*What you need to do*: Copy out all the records, word for word.

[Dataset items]
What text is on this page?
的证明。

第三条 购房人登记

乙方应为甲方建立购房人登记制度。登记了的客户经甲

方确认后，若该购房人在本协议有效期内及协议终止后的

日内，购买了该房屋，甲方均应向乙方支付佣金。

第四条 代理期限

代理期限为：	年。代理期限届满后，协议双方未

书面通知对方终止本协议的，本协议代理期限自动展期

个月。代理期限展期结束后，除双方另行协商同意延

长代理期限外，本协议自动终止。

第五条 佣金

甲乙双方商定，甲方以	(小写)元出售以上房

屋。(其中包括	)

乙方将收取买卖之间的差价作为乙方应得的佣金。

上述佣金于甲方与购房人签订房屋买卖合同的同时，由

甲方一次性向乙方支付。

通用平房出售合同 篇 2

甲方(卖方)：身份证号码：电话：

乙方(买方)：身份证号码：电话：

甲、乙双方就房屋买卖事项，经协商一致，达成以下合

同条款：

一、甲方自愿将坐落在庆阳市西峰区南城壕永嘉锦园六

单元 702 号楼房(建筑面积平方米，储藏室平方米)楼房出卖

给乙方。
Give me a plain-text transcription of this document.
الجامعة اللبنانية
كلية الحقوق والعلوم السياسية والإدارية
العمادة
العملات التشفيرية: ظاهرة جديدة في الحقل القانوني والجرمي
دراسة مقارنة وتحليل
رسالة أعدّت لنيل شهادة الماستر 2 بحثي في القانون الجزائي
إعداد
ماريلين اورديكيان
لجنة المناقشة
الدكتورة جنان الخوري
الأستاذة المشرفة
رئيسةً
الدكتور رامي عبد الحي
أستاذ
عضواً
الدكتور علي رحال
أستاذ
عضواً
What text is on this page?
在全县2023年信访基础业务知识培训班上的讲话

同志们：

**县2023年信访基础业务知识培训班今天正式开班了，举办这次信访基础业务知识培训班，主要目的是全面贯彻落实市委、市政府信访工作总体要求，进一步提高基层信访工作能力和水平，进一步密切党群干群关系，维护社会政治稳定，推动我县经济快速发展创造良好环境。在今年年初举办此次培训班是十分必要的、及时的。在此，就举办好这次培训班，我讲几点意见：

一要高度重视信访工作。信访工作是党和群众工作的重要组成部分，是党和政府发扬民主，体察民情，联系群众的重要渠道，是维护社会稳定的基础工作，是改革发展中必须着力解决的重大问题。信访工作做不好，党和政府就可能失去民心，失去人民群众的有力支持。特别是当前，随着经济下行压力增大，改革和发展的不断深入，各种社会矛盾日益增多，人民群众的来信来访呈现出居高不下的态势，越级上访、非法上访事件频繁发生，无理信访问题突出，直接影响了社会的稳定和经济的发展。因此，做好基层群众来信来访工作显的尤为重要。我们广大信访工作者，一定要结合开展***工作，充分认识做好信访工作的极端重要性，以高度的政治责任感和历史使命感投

*Result of this exercise*:
What text is on this page?
的证明。

第三条 购房人登记

乙方应为甲方建立购房人登记制度。登记了的客户经甲

方确认后，若该购房人在本协议有效期内及协议终止后的

日内，购买了该房屋，甲方均应向乙方支付佣金。

第四条 代理期限

代理期限为：	年。代理期限届满后，协议双方未

书面通知对方终止本协议的，本协议代理期限自动展期

个月。代理期限展期结束后，除双方另行协商同意延

长代理期限外，本协议自动终止。

第五条 佣金

甲乙双方商定，甲方以	(小写)元出售以上房

屋。(其中包括	)

乙方将收取买卖之间的差价作为乙方应得的佣金。

上述佣金于甲方与购房人签订房屋买卖合同的同时，由

甲方一次性向乙方支付。

通用平房出售合同 篇 2

甲方(卖方)：身份证号码：电话：

乙方(买方)：身份证号码：电话：

甲、乙双方就房屋买卖事项，经协商一致，达成以下合

同条款：

一、甲方自愿将坐落在庆阳市西峰区南城壕永嘉锦园六

单元 702 号楼房(建筑面积平方米，储藏室平方米)楼房出卖

给乙方。
Give me a plain-text transcription of this document.
الجامعة اللبنانية
كلية الحقوق والعلوم السياسية والإدارية
العمادة
العملات التشفيرية: ظاهرة جديدة في الحقل القانوني والجرمي
دراسة مقارنة وتحليل
رسالة أعدّت لنيل شهادة الماستر 2 بحثي في القانون الجزائي
إعداد
ماريلين اورديكيان
لجنة المناقشة
الدكتورة جنان الخوري
الأستاذة المشرفة
رئيسةً
الدكتور رامي عبد الحي
أستاذ
عضواً
الدكتور علي رحال
أستاذ
عضواً
What text is on this page?
在全县2023年信访基础业务知识培训班上的讲话

同志们：

**县2023年信访基础业务知识培训班今天正式开班了，举办这次信访基础业务知识培训班，主要目的是全面贯彻落实市委、市政府信访工作总体要求，进一步提高基层信访工作能力和水平，进一步密切党群干群关系，维护社会政治稳定，推动我县经济快速发展创造良好环境。在今年年初举办此次培训班是十分必要的、及时的。在此，就举办好这次培训班，我讲几点意见：

一要高度重视信访工作。信访工作是党和群众工作的重要组成部分，是党和政府发扬民主，体察民情，联系群众的重要渠道，是维护社会稳定的基础工作，是改革发展中必须着力解决的重大问题。信访工作做不好，党和政府就可能失去民心，失去人民群众的有力支持。特别是当前，随着经济下行压力增大，改革和发展的不断深入，各种社会矛盾日益增多，人民群众的来信来访呈现出居高不下的态势，越级上访、非法上访事件频繁发生，无理信访问题突出，直接影响了社会的稳定和经济的发展。因此，做好基层群众来信来访工作显的尤为重要。我们广大信访工作者，一定要结合开展***工作，充分认识做好信访工作的极端重要性，以高度的政治责任感和历史使命感投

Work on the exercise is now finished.